■ Given exercise ■
Sift the listing for lines that hold the string "content" and pull them out.
□ □ □ □ □
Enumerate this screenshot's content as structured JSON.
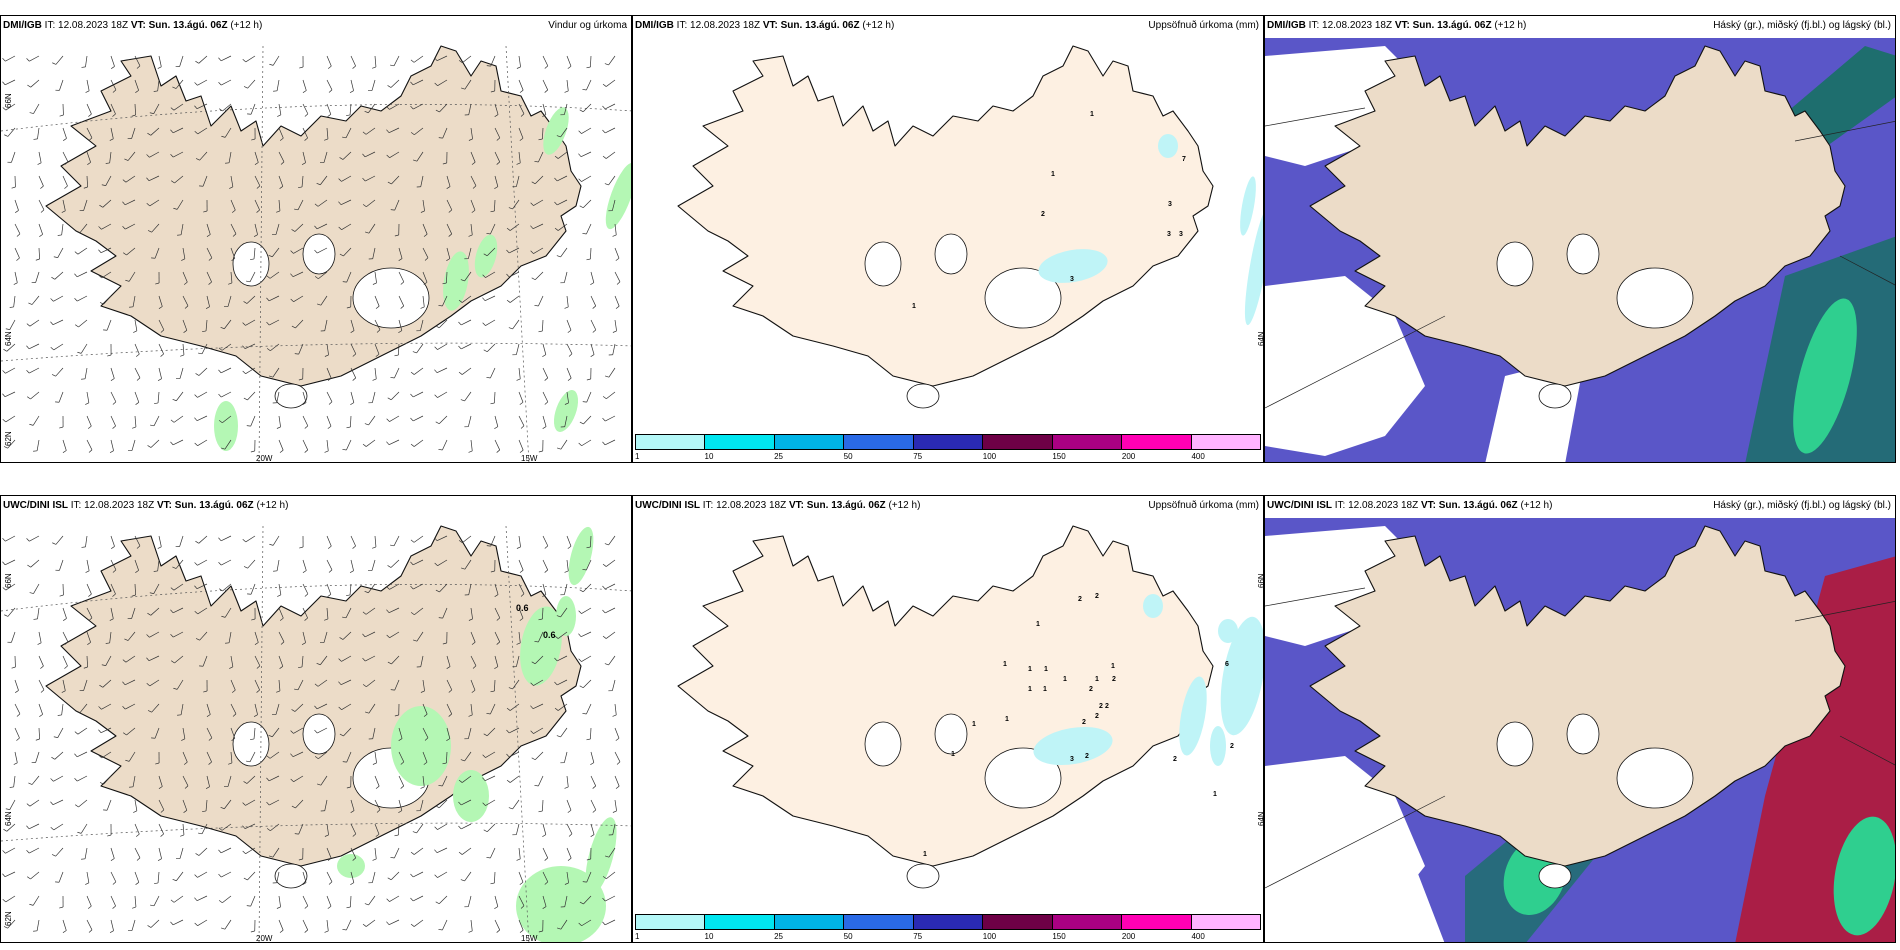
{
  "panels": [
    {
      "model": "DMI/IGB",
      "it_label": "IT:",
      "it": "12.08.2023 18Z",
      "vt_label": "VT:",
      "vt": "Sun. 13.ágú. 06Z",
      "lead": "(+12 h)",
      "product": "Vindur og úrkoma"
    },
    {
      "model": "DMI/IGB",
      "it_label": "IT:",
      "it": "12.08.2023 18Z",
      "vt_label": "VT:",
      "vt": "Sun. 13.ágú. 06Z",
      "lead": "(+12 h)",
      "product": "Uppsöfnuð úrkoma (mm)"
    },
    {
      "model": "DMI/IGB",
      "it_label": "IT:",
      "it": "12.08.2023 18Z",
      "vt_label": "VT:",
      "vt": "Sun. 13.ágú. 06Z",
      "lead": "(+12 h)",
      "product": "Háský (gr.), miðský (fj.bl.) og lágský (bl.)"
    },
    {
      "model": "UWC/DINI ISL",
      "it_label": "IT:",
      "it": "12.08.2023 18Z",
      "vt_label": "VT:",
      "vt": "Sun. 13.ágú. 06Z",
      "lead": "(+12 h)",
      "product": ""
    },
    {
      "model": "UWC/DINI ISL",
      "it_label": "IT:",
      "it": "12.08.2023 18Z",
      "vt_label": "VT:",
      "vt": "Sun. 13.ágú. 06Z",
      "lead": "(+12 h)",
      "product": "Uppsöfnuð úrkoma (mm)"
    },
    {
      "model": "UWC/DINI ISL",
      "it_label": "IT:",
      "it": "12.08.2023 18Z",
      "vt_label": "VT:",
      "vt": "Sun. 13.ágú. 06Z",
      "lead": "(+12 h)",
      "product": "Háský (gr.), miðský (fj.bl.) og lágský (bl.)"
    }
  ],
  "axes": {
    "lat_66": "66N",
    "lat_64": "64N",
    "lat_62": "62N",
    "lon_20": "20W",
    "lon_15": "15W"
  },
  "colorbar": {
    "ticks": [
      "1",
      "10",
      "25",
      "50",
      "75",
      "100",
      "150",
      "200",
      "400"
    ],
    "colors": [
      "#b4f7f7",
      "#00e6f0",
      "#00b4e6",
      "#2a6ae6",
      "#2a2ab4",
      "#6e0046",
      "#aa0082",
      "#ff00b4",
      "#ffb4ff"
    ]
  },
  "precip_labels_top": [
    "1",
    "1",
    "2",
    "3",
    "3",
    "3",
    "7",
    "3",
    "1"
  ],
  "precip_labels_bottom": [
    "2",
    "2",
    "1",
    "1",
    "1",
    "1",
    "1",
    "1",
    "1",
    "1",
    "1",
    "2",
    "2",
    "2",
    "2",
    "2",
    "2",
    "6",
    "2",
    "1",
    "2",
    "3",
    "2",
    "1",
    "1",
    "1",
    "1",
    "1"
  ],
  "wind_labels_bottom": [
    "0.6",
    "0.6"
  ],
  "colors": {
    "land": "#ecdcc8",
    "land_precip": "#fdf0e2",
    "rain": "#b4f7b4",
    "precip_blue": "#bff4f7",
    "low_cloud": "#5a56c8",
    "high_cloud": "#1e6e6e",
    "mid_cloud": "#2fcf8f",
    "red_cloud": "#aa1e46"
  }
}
□ □ □ □ □
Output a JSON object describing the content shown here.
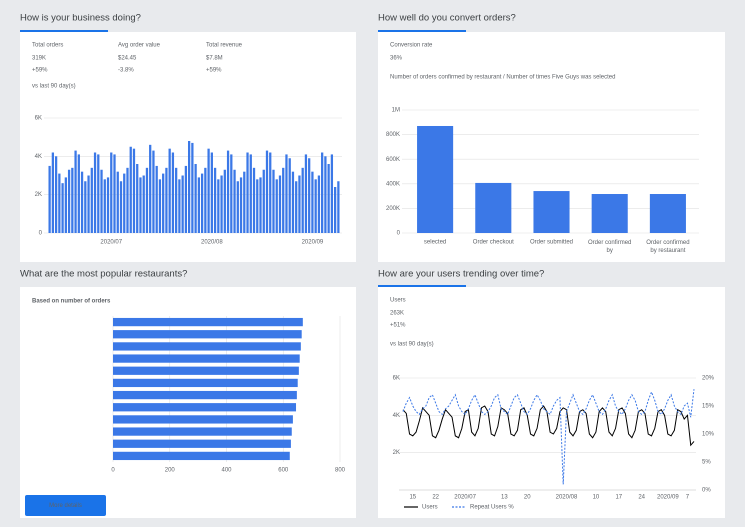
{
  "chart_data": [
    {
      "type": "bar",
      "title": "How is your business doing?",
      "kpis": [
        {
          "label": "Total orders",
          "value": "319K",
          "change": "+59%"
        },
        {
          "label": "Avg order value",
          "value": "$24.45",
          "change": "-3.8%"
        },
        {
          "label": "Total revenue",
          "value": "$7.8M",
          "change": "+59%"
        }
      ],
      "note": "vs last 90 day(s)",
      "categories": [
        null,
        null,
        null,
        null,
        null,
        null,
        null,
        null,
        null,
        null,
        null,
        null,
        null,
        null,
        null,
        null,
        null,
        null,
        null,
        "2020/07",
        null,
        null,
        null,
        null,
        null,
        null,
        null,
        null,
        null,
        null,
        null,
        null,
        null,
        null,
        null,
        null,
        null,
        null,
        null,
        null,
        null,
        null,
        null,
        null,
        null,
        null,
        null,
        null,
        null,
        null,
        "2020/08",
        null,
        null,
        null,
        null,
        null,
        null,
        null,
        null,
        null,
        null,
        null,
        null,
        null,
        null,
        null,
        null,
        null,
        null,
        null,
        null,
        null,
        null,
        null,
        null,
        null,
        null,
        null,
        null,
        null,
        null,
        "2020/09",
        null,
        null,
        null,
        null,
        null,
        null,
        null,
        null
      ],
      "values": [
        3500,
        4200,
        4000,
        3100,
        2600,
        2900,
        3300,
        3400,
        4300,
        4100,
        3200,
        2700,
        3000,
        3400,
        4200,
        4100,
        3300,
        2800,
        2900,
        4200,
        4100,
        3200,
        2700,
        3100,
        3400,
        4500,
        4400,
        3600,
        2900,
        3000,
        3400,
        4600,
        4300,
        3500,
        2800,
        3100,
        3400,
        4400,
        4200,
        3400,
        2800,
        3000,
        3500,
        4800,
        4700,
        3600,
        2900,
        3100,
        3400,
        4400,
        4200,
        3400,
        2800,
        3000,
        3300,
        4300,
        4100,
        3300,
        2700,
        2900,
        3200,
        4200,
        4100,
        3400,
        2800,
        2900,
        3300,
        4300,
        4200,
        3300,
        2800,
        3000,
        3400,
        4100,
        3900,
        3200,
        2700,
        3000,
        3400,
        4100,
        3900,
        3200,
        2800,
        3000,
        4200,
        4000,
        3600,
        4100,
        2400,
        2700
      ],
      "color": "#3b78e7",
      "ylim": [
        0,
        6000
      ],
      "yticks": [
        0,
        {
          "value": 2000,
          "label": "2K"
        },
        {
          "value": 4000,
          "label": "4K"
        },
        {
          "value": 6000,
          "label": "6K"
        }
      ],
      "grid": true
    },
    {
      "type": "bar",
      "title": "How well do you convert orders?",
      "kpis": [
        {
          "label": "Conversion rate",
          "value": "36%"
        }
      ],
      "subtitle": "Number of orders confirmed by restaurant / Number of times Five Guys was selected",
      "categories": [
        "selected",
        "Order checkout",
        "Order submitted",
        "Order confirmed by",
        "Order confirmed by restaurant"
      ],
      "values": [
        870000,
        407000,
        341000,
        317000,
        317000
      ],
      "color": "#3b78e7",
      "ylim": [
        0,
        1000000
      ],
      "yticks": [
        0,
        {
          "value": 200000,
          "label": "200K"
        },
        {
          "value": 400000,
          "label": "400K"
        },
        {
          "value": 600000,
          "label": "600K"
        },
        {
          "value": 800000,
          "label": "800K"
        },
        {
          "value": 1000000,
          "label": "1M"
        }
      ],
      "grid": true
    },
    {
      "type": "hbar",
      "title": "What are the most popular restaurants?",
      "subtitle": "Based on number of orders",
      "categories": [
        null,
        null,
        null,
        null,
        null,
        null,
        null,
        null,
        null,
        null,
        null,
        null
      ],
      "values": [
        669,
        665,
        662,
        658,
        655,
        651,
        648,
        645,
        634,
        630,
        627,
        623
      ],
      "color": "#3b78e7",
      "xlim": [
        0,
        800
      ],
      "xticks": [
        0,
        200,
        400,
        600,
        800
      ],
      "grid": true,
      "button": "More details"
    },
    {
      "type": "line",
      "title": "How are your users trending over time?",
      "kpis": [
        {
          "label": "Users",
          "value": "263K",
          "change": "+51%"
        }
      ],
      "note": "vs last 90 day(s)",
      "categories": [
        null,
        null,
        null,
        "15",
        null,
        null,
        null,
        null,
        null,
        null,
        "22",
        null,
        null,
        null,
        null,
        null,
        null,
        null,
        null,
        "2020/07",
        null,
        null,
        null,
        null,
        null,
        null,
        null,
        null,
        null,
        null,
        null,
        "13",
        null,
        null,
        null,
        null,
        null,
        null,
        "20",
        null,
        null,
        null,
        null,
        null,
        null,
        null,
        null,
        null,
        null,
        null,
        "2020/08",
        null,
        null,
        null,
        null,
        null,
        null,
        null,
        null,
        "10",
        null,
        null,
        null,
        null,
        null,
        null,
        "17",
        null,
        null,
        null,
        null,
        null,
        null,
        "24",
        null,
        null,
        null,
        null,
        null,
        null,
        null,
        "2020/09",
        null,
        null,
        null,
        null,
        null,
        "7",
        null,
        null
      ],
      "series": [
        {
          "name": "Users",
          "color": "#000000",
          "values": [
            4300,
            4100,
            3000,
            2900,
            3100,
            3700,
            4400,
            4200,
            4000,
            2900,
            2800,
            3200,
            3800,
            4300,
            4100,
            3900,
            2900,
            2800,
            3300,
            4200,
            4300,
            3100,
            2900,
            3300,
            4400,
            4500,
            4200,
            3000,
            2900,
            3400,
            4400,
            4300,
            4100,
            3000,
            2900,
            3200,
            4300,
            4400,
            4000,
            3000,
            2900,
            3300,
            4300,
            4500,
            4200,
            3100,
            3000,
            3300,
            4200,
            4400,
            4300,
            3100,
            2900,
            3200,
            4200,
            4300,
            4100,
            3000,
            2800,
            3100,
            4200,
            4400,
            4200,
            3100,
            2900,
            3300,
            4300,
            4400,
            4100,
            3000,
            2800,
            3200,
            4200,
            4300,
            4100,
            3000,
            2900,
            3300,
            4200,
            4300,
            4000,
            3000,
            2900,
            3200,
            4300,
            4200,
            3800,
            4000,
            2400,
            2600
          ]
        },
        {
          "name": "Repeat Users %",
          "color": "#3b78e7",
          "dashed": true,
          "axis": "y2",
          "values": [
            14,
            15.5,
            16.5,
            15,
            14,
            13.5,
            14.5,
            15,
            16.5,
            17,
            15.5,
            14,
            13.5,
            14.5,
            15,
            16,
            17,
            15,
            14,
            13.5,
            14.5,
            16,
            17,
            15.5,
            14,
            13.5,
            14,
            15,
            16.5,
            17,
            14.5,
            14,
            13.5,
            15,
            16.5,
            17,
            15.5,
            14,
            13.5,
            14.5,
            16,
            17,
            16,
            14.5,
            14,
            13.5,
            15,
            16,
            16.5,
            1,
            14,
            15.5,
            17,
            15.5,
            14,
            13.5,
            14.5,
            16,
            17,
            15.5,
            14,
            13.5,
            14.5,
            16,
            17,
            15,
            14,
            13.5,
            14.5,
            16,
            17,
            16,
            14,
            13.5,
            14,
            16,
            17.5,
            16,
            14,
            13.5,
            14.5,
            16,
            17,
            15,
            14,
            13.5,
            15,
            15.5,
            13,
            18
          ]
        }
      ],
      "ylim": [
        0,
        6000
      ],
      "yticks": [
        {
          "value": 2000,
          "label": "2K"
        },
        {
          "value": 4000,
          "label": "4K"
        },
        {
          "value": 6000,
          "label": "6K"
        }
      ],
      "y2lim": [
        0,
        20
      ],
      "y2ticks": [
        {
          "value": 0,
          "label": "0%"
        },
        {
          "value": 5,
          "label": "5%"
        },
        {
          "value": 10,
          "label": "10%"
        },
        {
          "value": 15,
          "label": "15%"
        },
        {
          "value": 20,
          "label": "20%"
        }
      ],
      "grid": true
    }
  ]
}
□ □ □ □ □
■ Final result ■
Enumerate this screenshot's content as structured JSON.
Output a JSON object describing the content shown here.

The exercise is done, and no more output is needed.